■ TASK DETAILS:
Among the lines below, copy each one in which "naïeve" appears.

● ● ● ● ●

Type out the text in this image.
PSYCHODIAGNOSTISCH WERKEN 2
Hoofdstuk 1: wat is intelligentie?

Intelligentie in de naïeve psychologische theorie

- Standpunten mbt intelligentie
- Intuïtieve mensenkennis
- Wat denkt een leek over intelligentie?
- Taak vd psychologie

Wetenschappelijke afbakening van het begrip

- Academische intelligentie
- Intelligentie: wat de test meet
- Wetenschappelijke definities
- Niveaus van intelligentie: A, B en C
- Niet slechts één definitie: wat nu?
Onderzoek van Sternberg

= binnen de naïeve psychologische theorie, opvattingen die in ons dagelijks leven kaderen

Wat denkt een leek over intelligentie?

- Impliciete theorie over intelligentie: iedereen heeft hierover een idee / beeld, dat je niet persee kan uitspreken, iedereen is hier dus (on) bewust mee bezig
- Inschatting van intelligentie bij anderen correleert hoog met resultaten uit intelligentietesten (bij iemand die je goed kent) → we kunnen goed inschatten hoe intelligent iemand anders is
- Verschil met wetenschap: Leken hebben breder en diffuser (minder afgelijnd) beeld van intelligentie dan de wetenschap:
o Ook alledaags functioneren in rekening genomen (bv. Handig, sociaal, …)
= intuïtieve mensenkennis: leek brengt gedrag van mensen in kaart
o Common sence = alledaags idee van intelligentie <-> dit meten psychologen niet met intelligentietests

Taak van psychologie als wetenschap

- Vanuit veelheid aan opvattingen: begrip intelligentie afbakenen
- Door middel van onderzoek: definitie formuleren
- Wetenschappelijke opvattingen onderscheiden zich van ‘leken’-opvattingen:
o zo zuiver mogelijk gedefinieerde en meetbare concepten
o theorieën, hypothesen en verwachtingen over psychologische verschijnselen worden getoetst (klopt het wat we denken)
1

● ● ● ● ●

■ SOLUTION TO THE EXERCISE:
Intelligentie in de naïeve psychologische theorie
= binnen de naïeve psychologische theorie, opvattingen die in ons dagelijks leven kaderen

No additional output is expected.